▶ Challenge:
Copy the lines that run from the one containing "- question-option-9-a: A." through the one containing "- material-note-8-9: 听第", with both of those lines included, reproducing each one without any change.

▶ Record list:

<<<<

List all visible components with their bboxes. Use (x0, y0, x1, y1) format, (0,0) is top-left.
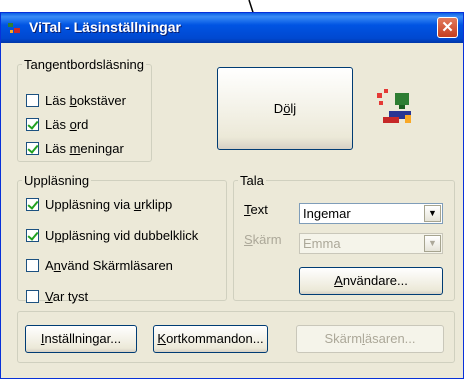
keyboard-reading-group: Tangentbordsläsning Läs bokstäver Läs or… (17, 57, 152, 162)
kortkommandon-button[interactable]: Kortkommandon... (153, 325, 268, 353)
checkbox-las-ord[interactable]: Läs ord (26, 116, 88, 132)
close-button[interactable]: ✕ (437, 17, 458, 38)
checkbox-box[interactable] (26, 141, 39, 155)
checkbox-box[interactable] (26, 117, 39, 131)
installningar-button[interactable]: Inställningar... (25, 325, 137, 353)
checkbox-box[interactable] (26, 258, 39, 272)
text-voice-value: Ingemar (303, 206, 351, 221)
dolj-button[interactable]: Dölj (217, 67, 353, 150)
checkbox-label: Uppläsning via urklipp (45, 196, 173, 212)
dialog-window: ViTal - Läsinställningar ✕ Tangentbordsl… (0, 12, 464, 379)
chevron-down-icon[interactable]: ▼ (424, 235, 441, 252)
checkbox-label: Läs meningar (45, 140, 124, 156)
speak-group: Tala Text Ingemar ▼ Skärm Emma ▼ Använda… (233, 173, 455, 301)
checkbox-label: Läs bokstäver (45, 92, 126, 108)
vital-app-icon (8, 23, 20, 33)
checkbox-box[interactable] (26, 289, 39, 303)
checkbox-label: Var tyst (45, 288, 89, 304)
screen-voice-label: Skärm (244, 232, 282, 247)
screen-voice-select[interactable]: Emma ▼ (299, 233, 443, 254)
skarmlasaren-button[interactable]: Skärmläsaren... (296, 325, 444, 353)
checkbox-las-bokstaver[interactable]: Läs bokstäver (26, 92, 126, 108)
checkbox-box[interactable] (26, 93, 39, 107)
speak-legend: Tala (240, 173, 264, 188)
screen-voice-value: Emma (303, 236, 341, 251)
bottom-button-group: Inställningar... Kortkommandon... Skärml… (17, 311, 455, 363)
keyboard-reading-legend: Tangentbordsläsning (24, 57, 144, 72)
checkbox-var-tyst[interactable]: Var tyst (26, 288, 88, 304)
vital-logo-icon (377, 89, 411, 123)
checkbox-box[interactable] (26, 228, 39, 242)
chevron-down-icon[interactable]: ▼ (424, 205, 441, 222)
anvandare-button[interactable]: Användare... (299, 267, 443, 295)
checkbox-label: Uppläsning vid dubbelklick (45, 227, 199, 243)
window-title: ViTal - Läsinställningar (29, 19, 181, 35)
reading-legend: Uppläsning (24, 173, 90, 188)
checkbox-box[interactable] (26, 197, 39, 211)
checkbox-label: Använd Skärmläsaren (45, 257, 173, 273)
title-bar[interactable]: ViTal - Läsinställningar ✕ (1, 13, 463, 43)
checkbox-anvand-skarmlasaren[interactable]: Använd Skärmläsaren (26, 257, 173, 273)
checkbox-upplasning-via-urklipp[interactable]: Uppläsning via urklipp (26, 196, 172, 212)
checkbox-upplasning-dubbelklick[interactable]: Uppläsning vid dubbelklick (26, 227, 198, 243)
text-voice-select[interactable]: Ingemar ▼ (299, 203, 443, 224)
text-voice-label: Text (244, 202, 268, 217)
checkbox-las-meningar[interactable]: Läs meningar (26, 140, 124, 156)
reading-group: Uppläsning Uppläsning via urklipp Uppläs… (17, 173, 227, 304)
checkbox-label: Läs ord (45, 116, 89, 132)
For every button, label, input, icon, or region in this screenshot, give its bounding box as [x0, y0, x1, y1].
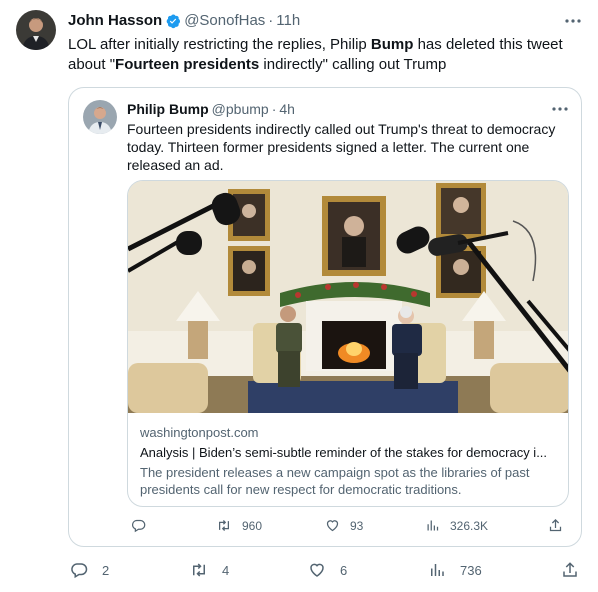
- retweet-icon: [190, 561, 208, 579]
- quoted-reply-button[interactable]: [131, 518, 156, 533]
- view-count: 736: [460, 562, 482, 578]
- link-card-domain: washingtonpost.com: [140, 425, 259, 440]
- author-avatar[interactable]: [16, 10, 56, 50]
- quoted-retweet-button[interactable]: 960: [216, 518, 262, 533]
- reply-icon: [131, 518, 146, 533]
- reply-count: 2: [102, 562, 110, 578]
- share-icon: [548, 518, 563, 533]
- tweet-text-segment: LOL after initially restricting the repl…: [68, 36, 371, 53]
- tweet-text-highlight: Bump: [370, 36, 414, 53]
- quoted-like-button[interactable]: 93: [325, 518, 363, 533]
- quoted-author-name[interactable]: Philip Bump: [127, 101, 209, 117]
- separator-dot: ·: [271, 101, 277, 117]
- quoted-share-button[interactable]: [548, 518, 563, 533]
- views-icon: [428, 561, 446, 579]
- tweet-text-highlight: Fourteen presidents: [115, 56, 260, 73]
- link-card-title[interactable]: Analysis | Biden’s semi-subtle reminder …: [140, 445, 560, 460]
- link-card-image[interactable]: [128, 181, 568, 413]
- share-button[interactable]: [561, 561, 579, 579]
- tweet-timestamp[interactable]: 11h: [276, 12, 300, 29]
- more-icon[interactable]: [562, 12, 584, 30]
- author-handle[interactable]: @SonofHas: [184, 12, 265, 29]
- tweet-header: John Hasson @SonofHas · 11h: [68, 12, 300, 29]
- tweet-text-segment: indirectly" calling out Trump: [259, 56, 447, 73]
- quoted-views-button[interactable]: 326.3K: [425, 518, 488, 533]
- retweet-icon: [216, 518, 232, 533]
- quoted-author-handle[interactable]: @pbump: [212, 101, 269, 117]
- verified-badge-icon: [165, 13, 181, 29]
- quoted-retweet-count: 960: [242, 518, 263, 533]
- quoted-tweet[interactable]: Philip Bump @pbump · 4h Fourteen preside…: [68, 87, 582, 547]
- tweet-text: LOL after initially restricting the repl…: [68, 35, 578, 75]
- retweet-button[interactable]: 4: [190, 561, 229, 579]
- like-button[interactable]: 6: [308, 561, 347, 579]
- more-icon[interactable]: [549, 100, 571, 118]
- author-name[interactable]: John Hasson: [68, 12, 162, 29]
- like-count: 6: [340, 562, 348, 578]
- retweet-count: 4: [222, 562, 230, 578]
- link-card[interactable]: washingtonpost.com Analysis | Biden’s se…: [127, 180, 569, 507]
- like-icon: [308, 561, 326, 579]
- separator-dot: ·: [268, 12, 274, 29]
- quoted-tweet-timestamp[interactable]: 4h: [279, 101, 295, 117]
- quoted-like-count: 93: [350, 518, 364, 533]
- link-card-description: The president releases a new campaign sp…: [140, 465, 530, 497]
- quoted-view-count: 326.3K: [450, 518, 489, 533]
- views-icon: [425, 518, 440, 533]
- share-icon: [561, 561, 579, 579]
- reply-button[interactable]: 2: [70, 561, 109, 579]
- like-icon: [325, 518, 340, 533]
- quoted-tweet-text: Fourteen presidents indirectly called ou…: [127, 121, 556, 173]
- quoted-author-avatar[interactable]: [83, 100, 117, 134]
- views-button[interactable]: 736: [428, 561, 482, 579]
- reply-icon: [70, 561, 88, 579]
- quoted-tweet-header: Philip Bump @pbump · 4h: [127, 101, 295, 117]
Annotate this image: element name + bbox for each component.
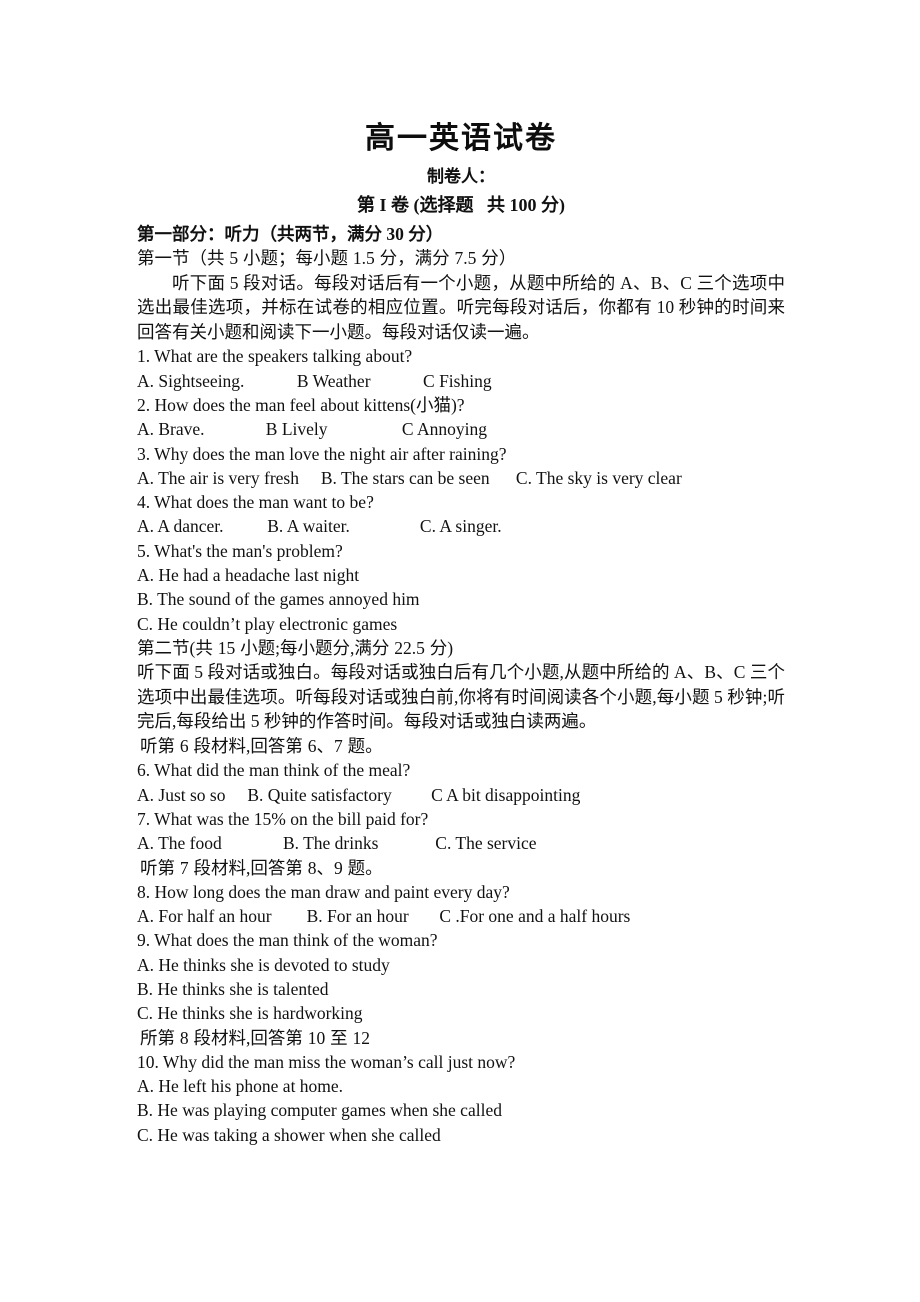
- question-option-9-a: A. He thinks she is devoted to study: [137, 954, 390, 975]
- question-option-9-b: B. He thinks she is talented: [137, 978, 329, 999]
- question-options-2: A. Brave. B Lively C Annoying: [137, 419, 487, 440]
- question-option-9-c: C. He thinks she is hardworking: [137, 1003, 363, 1024]
- question-option-10-c: C. He was taking a shower when she calle…: [137, 1124, 441, 1145]
- section-two-heading: 第二节(共 15 小题;每小题分,满分 22.5 分): [137, 637, 454, 658]
- page-title: 高一英语试卷: [365, 122, 557, 155]
- question-options-6: A. Just so so B. Quite satisfactory C A …: [137, 784, 581, 805]
- section-one-instructions: 听下面 5 段对话。每段对话后有一个小题，从题中所给的 A、B、C 三个选项中选…: [137, 272, 785, 342]
- part-one-heading: 第一部分：听力（共两节，满分 30 分）: [137, 224, 444, 244]
- question-stem-2: 2. How does the man feel about kittens(小…: [137, 394, 465, 415]
- question-option-10-b: B. He was playing computer games when sh…: [137, 1100, 502, 1121]
- section-two-instructions: 听下面 5 段对话或独白。每段对话或独白后有几个小题,从题中所给的 A、B、C …: [137, 662, 785, 732]
- question-options-8: A. For half an hour B. For an hour C .Fo…: [137, 906, 631, 927]
- paper-part-line: 第 I 卷 (选择题 共 100 分): [357, 195, 565, 215]
- material-note-10-12: 所第 8 段材料,回答第 10 至 12: [140, 1027, 370, 1048]
- question-stem-7: 7. What was the 15% on the bill paid for…: [137, 808, 429, 829]
- question-option-5-b: B. The sound of the games annoyed him: [137, 589, 420, 610]
- question-option-5-c: C. He couldn’t play electronic games: [137, 613, 398, 634]
- question-stem-1: 1. What are the speakers talking about?: [137, 346, 413, 367]
- question-options-3: A. The air is very fresh B. The stars ca…: [137, 467, 682, 488]
- material-note-6-7: 听第 6 段材料,回答第 6、7 题。: [140, 736, 383, 757]
- question-stem-8: 8. How long does the man draw and paint …: [137, 881, 510, 902]
- material-note-8-9: 听第 7 段材料,回答第 8、9 题。: [140, 857, 383, 878]
- question-stem-5: 5. What's the man's problem?: [137, 540, 343, 561]
- question-stem-9: 9. What does the man think of the woman?: [137, 930, 438, 951]
- question-options-4: A. A dancer. B. A waiter. C. A singer.: [137, 516, 502, 537]
- maker-line: 制卷人：: [427, 167, 495, 186]
- question-stem-4: 4. What does the man want to be?: [137, 492, 374, 513]
- question-stem-6: 6. What did the man think of the meal?: [137, 760, 411, 781]
- question-stem-10: 10. Why did the man miss the woman’s cal…: [137, 1051, 516, 1072]
- question-stem-3: 3. Why does the man love the night air a…: [137, 443, 507, 464]
- question-option-5-a: A. He had a headache last night: [137, 565, 360, 586]
- question-options-7: A. The food B. The drinks C. The service: [137, 833, 537, 854]
- question-option-10-a: A. He left his phone at home.: [137, 1076, 344, 1097]
- text-column: 高一英语试卷 制卷人： 第 I 卷 (选择题 共 100 分) 第一部分：听力（…: [137, 0, 785, 1147]
- question-options-1: A. Sightseeing. B Weather C Fishing: [137, 370, 492, 391]
- exam-paper-page: 高一英语试卷 制卷人： 第 I 卷 (选择题 共 100 分) 第一部分：听力（…: [0, 0, 920, 1302]
- section-one-heading: 第一节（共 5 小题；每小题 1.5 分，满分 7.5 分）: [137, 248, 517, 269]
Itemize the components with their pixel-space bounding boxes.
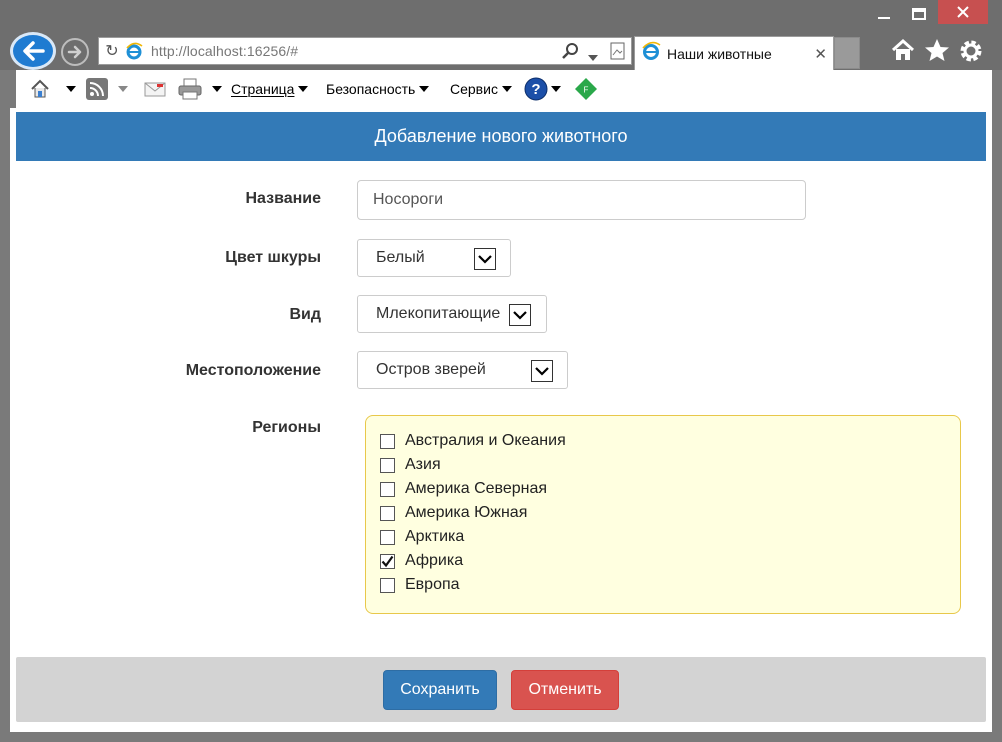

>>>>

▶ Worked answer:
- question-option-9-a: A. He thinks she is devoted to study: [137, 954, 390, 975]
- question-option-9-b: B. He thinks she is talented: [137, 978, 329, 999]
- question-options-2: A. Brave. B Lively C Annoying: [137, 419, 487, 440]
- question-option-9-c: C. He thinks she is hardworking: [137, 1003, 363, 1024]
- question-option-10-c: C. He was taking a shower when she calle…: [137, 1124, 441, 1145]
- section-two-heading: 第二节(共 15 小题;每小题分,满分 22.5 分): [137, 637, 454, 658]
- page-title: 高一英语试卷: [365, 122, 557, 155]
- question-options-6: A. Just so so B. Quite satisfactory C A …: [137, 784, 581, 805]
- section-one-instructions: 听下面 5 段对话。每段对话后有一个小题，从题中所给的 A、B、C 三个选项中选…: [137, 272, 785, 342]
- part-one-heading: 第一部分：听力（共两节，满分 30 分）: [137, 224, 444, 244]
- question-stem-2: 2. How does the man feel about kittens(小…: [137, 394, 465, 415]
- question-option-10-b: B. He was playing computer games when sh…: [137, 1100, 502, 1121]
- section-two-instructions: 听下面 5 段对话或独白。每段对话或独白后有几个小题,从题中所给的 A、B、C …: [137, 662, 785, 732]
- question-options-8: A. For half an hour B. For an hour C .Fo…: [137, 906, 631, 927]
- paper-part-line: 第 I 卷 (选择题 共 100 分): [357, 195, 565, 215]
- material-note-10-12: 所第 8 段材料,回答第 10 至 12: [140, 1027, 370, 1048]
- question-stem-7: 7. What was the 15% on the bill paid for…: [137, 808, 429, 829]
- question-option-5-b: B. The sound of the games annoyed him: [137, 589, 420, 610]
- question-option-5-c: C. He couldn’t play electronic games: [137, 613, 398, 634]
- question-stem-1: 1. What are the speakers talking about?: [137, 346, 413, 367]
- question-options-3: A. The air is very fresh B. The stars ca…: [137, 467, 682, 488]
- material-note-6-7: 听第 6 段材料,回答第 6、7 题。: [140, 736, 383, 757]
- question-stem-8: 8. How long does the man draw and paint …: [137, 881, 510, 902]
- material-note-8-9: 听第 7 段材料,回答第 8、9 题。: [140, 857, 383, 878]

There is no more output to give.